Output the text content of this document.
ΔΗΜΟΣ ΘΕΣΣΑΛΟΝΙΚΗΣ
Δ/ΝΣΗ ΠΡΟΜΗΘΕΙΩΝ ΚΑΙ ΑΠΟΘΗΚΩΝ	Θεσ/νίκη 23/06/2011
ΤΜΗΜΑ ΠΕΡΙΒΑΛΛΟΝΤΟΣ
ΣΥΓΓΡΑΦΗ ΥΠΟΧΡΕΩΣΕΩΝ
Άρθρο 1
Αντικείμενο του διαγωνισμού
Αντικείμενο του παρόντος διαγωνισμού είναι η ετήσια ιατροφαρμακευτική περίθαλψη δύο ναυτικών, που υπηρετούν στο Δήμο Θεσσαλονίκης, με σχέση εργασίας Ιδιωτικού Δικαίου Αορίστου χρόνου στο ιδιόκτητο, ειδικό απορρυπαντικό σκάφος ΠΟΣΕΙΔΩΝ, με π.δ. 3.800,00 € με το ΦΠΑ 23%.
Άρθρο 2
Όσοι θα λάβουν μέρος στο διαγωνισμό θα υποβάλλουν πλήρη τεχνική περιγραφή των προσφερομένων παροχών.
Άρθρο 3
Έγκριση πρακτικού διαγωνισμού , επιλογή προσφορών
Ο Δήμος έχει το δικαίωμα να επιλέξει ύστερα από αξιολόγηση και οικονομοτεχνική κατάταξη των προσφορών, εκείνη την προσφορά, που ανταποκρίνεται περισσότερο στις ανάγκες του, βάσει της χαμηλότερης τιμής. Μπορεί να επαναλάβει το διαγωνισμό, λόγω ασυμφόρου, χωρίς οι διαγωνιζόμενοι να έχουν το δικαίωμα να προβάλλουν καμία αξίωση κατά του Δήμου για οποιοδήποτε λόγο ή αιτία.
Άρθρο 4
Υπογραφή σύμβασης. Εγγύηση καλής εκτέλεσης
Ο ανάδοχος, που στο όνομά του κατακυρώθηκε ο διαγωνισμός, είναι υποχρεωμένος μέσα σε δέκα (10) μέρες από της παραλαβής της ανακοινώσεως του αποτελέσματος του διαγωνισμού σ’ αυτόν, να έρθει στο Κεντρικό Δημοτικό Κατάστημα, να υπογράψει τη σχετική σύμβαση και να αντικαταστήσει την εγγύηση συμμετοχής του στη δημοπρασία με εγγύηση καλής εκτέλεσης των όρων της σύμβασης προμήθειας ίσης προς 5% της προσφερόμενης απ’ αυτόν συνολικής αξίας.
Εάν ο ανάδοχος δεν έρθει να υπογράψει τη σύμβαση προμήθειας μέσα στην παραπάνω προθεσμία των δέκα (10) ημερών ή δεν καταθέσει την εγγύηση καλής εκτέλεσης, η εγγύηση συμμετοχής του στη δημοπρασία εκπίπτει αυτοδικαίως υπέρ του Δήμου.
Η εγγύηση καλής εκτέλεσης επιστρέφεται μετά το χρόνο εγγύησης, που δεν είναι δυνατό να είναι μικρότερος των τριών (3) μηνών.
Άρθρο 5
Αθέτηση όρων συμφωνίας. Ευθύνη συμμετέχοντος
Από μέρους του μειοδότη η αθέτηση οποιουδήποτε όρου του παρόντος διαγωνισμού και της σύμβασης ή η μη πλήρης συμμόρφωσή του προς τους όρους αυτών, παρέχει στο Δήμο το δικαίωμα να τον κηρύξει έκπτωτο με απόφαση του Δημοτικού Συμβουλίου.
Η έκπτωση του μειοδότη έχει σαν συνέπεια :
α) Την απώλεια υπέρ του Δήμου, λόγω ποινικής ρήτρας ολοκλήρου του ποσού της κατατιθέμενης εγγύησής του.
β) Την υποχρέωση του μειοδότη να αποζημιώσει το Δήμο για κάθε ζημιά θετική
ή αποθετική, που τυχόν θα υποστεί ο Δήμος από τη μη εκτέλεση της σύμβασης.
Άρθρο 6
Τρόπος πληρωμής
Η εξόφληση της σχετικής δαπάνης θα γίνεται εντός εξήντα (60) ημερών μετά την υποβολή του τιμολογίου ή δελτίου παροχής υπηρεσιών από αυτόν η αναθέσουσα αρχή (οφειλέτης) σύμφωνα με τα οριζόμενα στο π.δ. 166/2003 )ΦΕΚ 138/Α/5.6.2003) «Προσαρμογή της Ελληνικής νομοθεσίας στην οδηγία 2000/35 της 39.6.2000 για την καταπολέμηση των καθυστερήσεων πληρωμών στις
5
**********
» **Written request**:
Copy every line in the listing above where the string "όρων" turns up.

» **Final answer**:
Ο ανάδοχος, που στο όνομά του κατακυρώθηκε ο διαγωνισμός, είναι υποχρεωμένος μέσα σε δέκα (10) μέρες από της παραλαβής της ανακοινώσεως του αποτελέσματος του διαγωνισμού σ’ αυτόν, να έρθει στο Κεντρικό Δημοτικό Κατάστημα, να υπογράψει τη σχετική σύμβαση και να αντικαταστήσει την εγγύηση συμμετοχής του στη δημοπρασία με εγγύηση καλής εκτέλεσης των όρων της σύμβασης προμήθειας ίσης προς 5% της προσφερόμενης απ’ αυτόν συνολικής αξίας.
Αθέτηση όρων συμφωνίας. Ευθύνη συμμετέχοντος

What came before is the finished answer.